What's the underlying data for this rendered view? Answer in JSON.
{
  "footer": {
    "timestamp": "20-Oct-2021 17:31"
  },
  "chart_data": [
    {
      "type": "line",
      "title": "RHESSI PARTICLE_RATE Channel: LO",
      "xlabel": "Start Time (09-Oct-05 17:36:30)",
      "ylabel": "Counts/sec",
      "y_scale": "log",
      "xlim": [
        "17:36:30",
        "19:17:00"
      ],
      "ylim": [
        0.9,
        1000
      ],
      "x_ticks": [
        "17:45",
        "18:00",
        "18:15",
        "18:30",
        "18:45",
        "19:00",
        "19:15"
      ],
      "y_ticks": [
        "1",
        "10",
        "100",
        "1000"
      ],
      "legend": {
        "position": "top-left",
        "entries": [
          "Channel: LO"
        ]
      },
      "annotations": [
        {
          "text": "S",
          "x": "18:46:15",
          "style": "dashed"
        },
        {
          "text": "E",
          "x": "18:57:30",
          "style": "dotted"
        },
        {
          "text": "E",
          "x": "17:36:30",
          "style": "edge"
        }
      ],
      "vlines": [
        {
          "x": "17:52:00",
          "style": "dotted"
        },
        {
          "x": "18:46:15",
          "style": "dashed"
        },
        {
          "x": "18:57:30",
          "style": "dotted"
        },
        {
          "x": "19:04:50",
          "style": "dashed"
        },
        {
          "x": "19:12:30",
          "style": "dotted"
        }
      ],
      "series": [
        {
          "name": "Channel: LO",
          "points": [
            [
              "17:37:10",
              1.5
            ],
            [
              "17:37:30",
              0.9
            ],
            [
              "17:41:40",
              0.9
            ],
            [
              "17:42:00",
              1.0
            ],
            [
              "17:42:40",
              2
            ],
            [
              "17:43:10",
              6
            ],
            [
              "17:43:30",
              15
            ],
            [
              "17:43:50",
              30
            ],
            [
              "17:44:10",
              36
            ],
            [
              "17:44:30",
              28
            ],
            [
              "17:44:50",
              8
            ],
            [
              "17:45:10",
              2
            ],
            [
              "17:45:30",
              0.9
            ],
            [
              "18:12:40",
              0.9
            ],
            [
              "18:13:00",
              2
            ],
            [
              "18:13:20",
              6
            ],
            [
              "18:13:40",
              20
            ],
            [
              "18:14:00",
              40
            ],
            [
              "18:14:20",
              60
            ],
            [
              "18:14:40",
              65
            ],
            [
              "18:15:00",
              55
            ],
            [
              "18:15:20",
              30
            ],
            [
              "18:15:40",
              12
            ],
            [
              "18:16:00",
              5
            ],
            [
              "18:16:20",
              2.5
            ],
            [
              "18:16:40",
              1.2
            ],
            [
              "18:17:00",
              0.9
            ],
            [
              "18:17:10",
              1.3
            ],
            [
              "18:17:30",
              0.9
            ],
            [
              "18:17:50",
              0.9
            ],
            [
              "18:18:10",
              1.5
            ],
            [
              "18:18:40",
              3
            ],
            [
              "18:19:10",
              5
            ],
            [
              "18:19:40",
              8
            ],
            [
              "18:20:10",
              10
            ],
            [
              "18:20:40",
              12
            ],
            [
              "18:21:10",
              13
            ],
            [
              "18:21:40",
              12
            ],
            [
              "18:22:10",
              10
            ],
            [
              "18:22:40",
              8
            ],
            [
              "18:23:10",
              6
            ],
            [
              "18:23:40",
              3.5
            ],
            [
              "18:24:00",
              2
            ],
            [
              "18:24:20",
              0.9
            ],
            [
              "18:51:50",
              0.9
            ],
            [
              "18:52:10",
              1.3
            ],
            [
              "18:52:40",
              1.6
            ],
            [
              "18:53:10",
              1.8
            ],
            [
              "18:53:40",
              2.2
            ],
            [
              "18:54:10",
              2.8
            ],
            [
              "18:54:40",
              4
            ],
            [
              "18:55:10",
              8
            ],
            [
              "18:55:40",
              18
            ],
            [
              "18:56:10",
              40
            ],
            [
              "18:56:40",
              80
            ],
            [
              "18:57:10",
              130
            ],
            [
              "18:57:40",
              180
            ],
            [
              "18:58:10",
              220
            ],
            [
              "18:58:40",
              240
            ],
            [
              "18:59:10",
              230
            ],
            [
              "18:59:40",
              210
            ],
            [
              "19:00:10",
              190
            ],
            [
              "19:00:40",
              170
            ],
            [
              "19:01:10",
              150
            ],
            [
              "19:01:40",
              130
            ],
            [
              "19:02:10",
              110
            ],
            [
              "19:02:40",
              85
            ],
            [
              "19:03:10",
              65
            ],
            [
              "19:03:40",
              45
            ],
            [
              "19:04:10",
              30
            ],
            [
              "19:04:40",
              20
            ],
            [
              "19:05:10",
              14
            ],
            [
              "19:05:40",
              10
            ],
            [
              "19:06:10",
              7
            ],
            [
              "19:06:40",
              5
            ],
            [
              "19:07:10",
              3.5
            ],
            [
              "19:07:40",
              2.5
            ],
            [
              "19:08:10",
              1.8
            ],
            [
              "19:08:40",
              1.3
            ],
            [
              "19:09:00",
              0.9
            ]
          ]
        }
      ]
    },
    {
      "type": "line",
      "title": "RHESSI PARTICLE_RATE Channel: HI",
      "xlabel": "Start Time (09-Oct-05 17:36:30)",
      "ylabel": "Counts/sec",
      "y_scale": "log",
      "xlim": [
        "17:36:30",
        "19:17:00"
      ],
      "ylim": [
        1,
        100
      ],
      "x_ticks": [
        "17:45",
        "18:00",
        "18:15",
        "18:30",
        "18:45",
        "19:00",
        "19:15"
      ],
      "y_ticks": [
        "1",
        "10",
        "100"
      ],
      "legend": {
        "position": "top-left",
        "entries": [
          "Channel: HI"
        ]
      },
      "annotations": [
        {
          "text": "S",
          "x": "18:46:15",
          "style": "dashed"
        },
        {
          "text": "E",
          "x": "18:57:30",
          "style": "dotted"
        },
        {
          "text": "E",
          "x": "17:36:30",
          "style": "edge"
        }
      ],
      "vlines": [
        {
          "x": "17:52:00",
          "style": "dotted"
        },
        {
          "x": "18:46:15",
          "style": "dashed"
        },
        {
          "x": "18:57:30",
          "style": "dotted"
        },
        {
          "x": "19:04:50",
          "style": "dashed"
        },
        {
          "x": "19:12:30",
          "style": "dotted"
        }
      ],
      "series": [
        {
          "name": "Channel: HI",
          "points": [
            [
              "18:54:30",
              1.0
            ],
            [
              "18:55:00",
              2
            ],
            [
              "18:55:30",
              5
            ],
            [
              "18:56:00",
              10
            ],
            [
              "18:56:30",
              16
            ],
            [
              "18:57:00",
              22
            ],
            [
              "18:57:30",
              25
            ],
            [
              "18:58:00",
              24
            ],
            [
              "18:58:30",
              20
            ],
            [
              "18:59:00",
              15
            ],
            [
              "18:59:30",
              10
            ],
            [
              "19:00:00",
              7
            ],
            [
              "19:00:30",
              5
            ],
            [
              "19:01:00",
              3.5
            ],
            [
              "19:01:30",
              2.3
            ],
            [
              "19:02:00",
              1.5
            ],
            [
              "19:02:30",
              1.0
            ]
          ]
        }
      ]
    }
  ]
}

## TO DO
Retype the entries exactly, including every line.

## EXPECTED OUTPUT
What's the underlying data for this rendered view? Answer in JSON.
{
  "footer": {
    "timestamp": "20-Oct-2021 17:31"
  },
  "chart_data": [
    {
      "type": "line",
      "title": "RHESSI PARTICLE_RATE Channel: LO",
      "xlabel": "Start Time (09-Oct-05 17:36:30)",
      "ylabel": "Counts/sec",
      "y_scale": "log",
      "xlim": [
        "17:36:30",
        "19:17:00"
      ],
      "ylim": [
        0.9,
        1000
      ],
      "x_ticks": [
        "17:45",
        "18:00",
        "18:15",
        "18:30",
        "18:45",
        "19:00",
        "19:15"
      ],
      "y_ticks": [
        "1",
        "10",
        "100",
        "1000"
      ],
      "legend": {
        "position": "top-left",
        "entries": [
          "Channel: LO"
        ]
      },
      "annotations": [
        {
          "text": "S",
          "x": "18:46:15",
          "style": "dashed"
        },
        {
          "text": "E",
          "x": "18:57:30",
          "style": "dotted"
        },
        {
          "text": "E",
          "x": "17:36:30",
          "style": "edge"
        }
      ],
      "vlines": [
        {
          "x": "17:52:00",
          "style": "dotted"
        },
        {
          "x": "18:46:15",
          "style": "dashed"
        },
        {
          "x": "18:57:30",
          "style": "dotted"
        },
        {
          "x": "19:04:50",
          "style": "dashed"
        },
        {
          "x": "19:12:30",
          "style": "dotted"
        }
      ],
      "series": [
        {
          "name": "Channel: LO",
          "points": [
            [
              "17:37:10",
              1.5
            ],
            [
              "17:37:30",
              0.9
            ],
            [
              "17:41:40",
              0.9
            ],
            [
              "17:42:00",
              1.0
            ],
            [
              "17:42:40",
              2
            ],
            [
              "17:43:10",
              6
            ],
            [
              "17:43:30",
              15
            ],
            [
              "17:43:50",
              30
            ],
            [
              "17:44:10",
              36
            ],
            [
              "17:44:30",
              28
            ],
            [
              "17:44:50",
              8
            ],
            [
              "17:45:10",
              2
            ],
            [
              "17:45:30",
              0.9
            ],
            [
              "18:12:40",
              0.9
            ],
            [
              "18:13:00",
              2
            ],
            [
              "18:13:20",
              6
            ],
            [
              "18:13:40",
              20
            ],
            [
              "18:14:00",
              40
            ],
            [
              "18:14:20",
              60
            ],
            [
              "18:14:40",
              65
            ],
            [
              "18:15:00",
              55
            ],
            [
              "18:15:20",
              30
            ],
            [
              "18:15:40",
              12
            ],
            [
              "18:16:00",
              5
            ],
            [
              "18:16:20",
              2.5
            ],
            [
              "18:16:40",
              1.2
            ],
            [
              "18:17:00",
              0.9
            ],
            [
              "18:17:10",
              1.3
            ],
            [
              "18:17:30",
              0.9
            ],
            [
              "18:17:50",
              0.9
            ],
            [
              "18:18:10",
              1.5
            ],
            [
              "18:18:40",
              3
            ],
            [
              "18:19:10",
              5
            ],
            [
              "18:19:40",
              8
            ],
            [
              "18:20:10",
              10
            ],
            [
              "18:20:40",
              12
            ],
            [
              "18:21:10",
              13
            ],
            [
              "18:21:40",
              12
            ],
            [
              "18:22:10",
              10
            ],
            [
              "18:22:40",
              8
            ],
            [
              "18:23:10",
              6
            ],
            [
              "18:23:40",
              3.5
            ],
            [
              "18:24:00",
              2
            ],
            [
              "18:24:20",
              0.9
            ],
            [
              "18:51:50",
              0.9
            ],
            [
              "18:52:10",
              1.3
            ],
            [
              "18:52:40",
              1.6
            ],
            [
              "18:53:10",
              1.8
            ],
            [
              "18:53:40",
              2.2
            ],
            [
              "18:54:10",
              2.8
            ],
            [
              "18:54:40",
              4
            ],
            [
              "18:55:10",
              8
            ],
            [
              "18:55:40",
              18
            ],
            [
              "18:56:10",
              40
            ],
            [
              "18:56:40",
              80
            ],
            [
              "18:57:10",
              130
            ],
            [
              "18:57:40",
              180
            ],
            [
              "18:58:10",
              220
            ],
            [
              "18:58:40",
              240
            ],
            [
              "18:59:10",
              230
            ],
            [
              "18:59:40",
              210
            ],
            [
              "19:00:10",
              190
            ],
            [
              "19:00:40",
              170
            ],
            [
              "19:01:10",
              150
            ],
            [
              "19:01:40",
              130
            ],
            [
              "19:02:10",
              110
            ],
            [
              "19:02:40",
              85
            ],
            [
              "19:03:10",
              65
            ],
            [
              "19:03:40",
              45
            ],
            [
              "19:04:10",
              30
            ],
            [
              "19:04:40",
              20
            ],
            [
              "19:05:10",
              14
            ],
            [
              "19:05:40",
              10
            ],
            [
              "19:06:10",
              7
            ],
            [
              "19:06:40",
              5
            ],
            [
              "19:07:10",
              3.5
            ],
            [
              "19:07:40",
              2.5
            ],
            [
              "19:08:10",
              1.8
            ],
            [
              "19:08:40",
              1.3
            ],
            [
              "19:09:00",
              0.9
            ]
          ]
        }
      ]
    },
    {
      "type": "line",
      "title": "RHESSI PARTICLE_RATE Channel: HI",
      "xlabel": "Start Time (09-Oct-05 17:36:30)",
      "ylabel": "Counts/sec",
      "y_scale": "log",
      "xlim": [
        "17:36:30",
        "19:17:00"
      ],
      "ylim": [
        1,
        100
      ],
      "x_ticks": [
        "17:45",
        "18:00",
        "18:15",
        "18:30",
        "18:45",
        "19:00",
        "19:15"
      ],
      "y_ticks": [
        "1",
        "10",
        "100"
      ],
      "legend": {
        "position": "top-left",
        "entries": [
          "Channel: HI"
        ]
      },
      "annotations": [
        {
          "text": "S",
          "x": "18:46:15",
          "style": "dashed"
        },
        {
          "text": "E",
          "x": "18:57:30",
          "style": "dotted"
        },
        {
          "text": "E",
          "x": "17:36:30",
          "style": "edge"
        }
      ],
      "vlines": [
        {
          "x": "17:52:00",
          "style": "dotted"
        },
        {
          "x": "18:46:15",
          "style": "dashed"
        },
        {
          "x": "18:57:30",
          "style": "dotted"
        },
        {
          "x": "19:04:50",
          "style": "dashed"
        },
        {
          "x": "19:12:30",
          "style": "dotted"
        }
      ],
      "series": [
        {
          "name": "Channel: HI",
          "points": [
            [
              "18:54:30",
              1.0
            ],
            [
              "18:55:00",
              2
            ],
            [
              "18:55:30",
              5
            ],
            [
              "18:56:00",
              10
            ],
            [
              "18:56:30",
              16
            ],
            [
              "18:57:00",
              22
            ],
            [
              "18:57:30",
              25
            ],
            [
              "18:58:00",
              24
            ],
            [
              "18:58:30",
              20
            ],
            [
              "18:59:00",
              15
            ],
            [
              "18:59:30",
              10
            ],
            [
              "19:00:00",
              7
            ],
            [
              "19:00:30",
              5
            ],
            [
              "19:01:00",
              3.5
            ],
            [
              "19:01:30",
              2.3
            ],
            [
              "19:02:00",
              1.5
            ],
            [
              "19:02:30",
              1.0
            ]
          ]
        }
      ]
    }
  ]
}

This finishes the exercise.